● **Material to process**
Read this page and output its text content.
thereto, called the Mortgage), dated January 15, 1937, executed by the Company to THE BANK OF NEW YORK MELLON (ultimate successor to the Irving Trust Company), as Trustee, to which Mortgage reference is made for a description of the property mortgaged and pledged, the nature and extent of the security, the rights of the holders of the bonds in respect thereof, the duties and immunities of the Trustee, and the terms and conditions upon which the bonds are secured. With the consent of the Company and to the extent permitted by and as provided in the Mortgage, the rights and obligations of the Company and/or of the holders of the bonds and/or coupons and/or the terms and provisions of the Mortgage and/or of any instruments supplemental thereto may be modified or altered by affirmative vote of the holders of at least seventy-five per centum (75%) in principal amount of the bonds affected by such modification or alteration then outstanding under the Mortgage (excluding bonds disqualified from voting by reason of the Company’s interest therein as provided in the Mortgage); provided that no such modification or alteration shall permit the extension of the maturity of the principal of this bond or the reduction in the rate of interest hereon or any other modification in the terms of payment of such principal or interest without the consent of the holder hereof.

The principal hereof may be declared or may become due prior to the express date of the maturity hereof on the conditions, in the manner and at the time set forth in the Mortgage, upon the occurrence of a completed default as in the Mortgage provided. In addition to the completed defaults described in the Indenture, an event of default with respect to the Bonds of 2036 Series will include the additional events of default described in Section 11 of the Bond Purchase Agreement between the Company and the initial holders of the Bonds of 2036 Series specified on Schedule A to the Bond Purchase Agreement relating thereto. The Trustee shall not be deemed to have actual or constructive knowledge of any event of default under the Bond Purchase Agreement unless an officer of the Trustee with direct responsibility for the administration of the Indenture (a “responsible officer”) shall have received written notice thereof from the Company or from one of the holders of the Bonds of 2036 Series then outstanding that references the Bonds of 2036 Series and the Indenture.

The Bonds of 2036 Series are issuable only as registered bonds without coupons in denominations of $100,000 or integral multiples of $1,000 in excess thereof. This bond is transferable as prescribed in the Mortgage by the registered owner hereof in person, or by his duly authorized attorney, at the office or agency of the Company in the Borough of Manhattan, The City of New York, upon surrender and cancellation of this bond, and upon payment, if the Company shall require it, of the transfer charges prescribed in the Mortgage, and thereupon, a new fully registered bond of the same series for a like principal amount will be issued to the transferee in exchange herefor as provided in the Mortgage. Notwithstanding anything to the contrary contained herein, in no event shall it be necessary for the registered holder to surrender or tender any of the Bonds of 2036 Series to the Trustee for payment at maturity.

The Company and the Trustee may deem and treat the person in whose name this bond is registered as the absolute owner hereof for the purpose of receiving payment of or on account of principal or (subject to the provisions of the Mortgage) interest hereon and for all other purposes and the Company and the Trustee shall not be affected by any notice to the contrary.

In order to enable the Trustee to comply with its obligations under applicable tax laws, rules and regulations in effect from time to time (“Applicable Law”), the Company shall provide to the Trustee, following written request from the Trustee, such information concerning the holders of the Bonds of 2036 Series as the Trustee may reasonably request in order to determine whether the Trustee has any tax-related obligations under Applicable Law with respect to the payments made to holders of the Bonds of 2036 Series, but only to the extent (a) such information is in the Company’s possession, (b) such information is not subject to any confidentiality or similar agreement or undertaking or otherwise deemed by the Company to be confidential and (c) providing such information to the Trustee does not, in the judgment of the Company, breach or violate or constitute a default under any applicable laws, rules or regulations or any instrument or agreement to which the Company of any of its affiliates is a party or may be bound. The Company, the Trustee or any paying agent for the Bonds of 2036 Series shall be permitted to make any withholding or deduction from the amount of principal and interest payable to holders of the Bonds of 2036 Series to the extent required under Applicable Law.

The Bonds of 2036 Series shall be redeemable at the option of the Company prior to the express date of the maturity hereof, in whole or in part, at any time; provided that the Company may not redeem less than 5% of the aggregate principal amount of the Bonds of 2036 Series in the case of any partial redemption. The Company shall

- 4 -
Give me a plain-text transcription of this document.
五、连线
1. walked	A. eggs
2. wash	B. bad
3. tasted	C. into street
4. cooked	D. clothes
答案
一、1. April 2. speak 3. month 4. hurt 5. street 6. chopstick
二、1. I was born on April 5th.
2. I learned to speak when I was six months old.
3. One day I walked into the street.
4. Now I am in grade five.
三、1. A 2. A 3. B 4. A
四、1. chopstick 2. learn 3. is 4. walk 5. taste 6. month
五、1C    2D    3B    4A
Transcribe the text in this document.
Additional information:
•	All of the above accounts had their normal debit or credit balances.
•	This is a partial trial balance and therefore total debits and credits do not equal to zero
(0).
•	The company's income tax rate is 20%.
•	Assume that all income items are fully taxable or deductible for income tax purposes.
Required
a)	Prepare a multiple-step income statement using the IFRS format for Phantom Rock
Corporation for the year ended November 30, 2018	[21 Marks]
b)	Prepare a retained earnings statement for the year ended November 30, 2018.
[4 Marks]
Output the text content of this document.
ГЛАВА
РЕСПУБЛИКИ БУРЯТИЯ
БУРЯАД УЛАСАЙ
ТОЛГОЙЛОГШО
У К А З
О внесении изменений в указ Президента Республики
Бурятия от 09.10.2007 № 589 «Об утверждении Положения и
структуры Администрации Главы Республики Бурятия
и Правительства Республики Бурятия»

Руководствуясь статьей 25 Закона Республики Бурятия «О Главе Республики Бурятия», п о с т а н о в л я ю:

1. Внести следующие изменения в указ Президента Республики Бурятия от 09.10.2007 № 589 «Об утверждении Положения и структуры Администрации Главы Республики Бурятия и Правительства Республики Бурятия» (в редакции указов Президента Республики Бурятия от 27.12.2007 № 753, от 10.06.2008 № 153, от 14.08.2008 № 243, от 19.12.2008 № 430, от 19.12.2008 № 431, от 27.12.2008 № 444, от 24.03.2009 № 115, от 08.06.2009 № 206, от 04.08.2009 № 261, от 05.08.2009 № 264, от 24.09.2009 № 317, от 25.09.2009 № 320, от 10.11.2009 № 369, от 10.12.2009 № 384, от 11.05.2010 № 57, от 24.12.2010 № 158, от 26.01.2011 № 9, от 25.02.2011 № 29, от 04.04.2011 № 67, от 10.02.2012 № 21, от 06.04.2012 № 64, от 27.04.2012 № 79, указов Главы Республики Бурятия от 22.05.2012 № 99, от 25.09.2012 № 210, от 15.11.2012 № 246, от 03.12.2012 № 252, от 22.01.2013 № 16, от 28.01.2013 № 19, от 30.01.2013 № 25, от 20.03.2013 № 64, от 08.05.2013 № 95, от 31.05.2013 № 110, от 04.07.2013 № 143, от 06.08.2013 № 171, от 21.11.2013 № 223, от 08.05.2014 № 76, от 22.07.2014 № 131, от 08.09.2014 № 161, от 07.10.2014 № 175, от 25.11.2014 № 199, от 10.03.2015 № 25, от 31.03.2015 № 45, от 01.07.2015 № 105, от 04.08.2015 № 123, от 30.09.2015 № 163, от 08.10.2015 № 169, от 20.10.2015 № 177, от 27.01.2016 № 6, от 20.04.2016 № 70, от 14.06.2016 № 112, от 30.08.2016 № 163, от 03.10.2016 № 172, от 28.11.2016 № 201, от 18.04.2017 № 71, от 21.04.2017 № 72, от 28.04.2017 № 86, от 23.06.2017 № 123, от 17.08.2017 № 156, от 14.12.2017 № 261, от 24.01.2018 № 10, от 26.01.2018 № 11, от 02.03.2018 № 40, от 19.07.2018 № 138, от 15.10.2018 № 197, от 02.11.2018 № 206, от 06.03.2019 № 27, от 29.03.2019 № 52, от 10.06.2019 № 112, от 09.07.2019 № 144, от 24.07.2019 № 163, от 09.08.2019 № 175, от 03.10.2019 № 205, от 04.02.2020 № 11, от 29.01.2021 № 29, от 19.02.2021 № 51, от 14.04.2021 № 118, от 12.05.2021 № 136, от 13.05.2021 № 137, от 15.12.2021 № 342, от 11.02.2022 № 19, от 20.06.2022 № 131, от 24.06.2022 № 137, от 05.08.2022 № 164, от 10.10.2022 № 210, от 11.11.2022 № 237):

● **Exercise details**
How many lines of the data contain the word "Prepare"? Answer with the number alone.

● **Expected answer**
2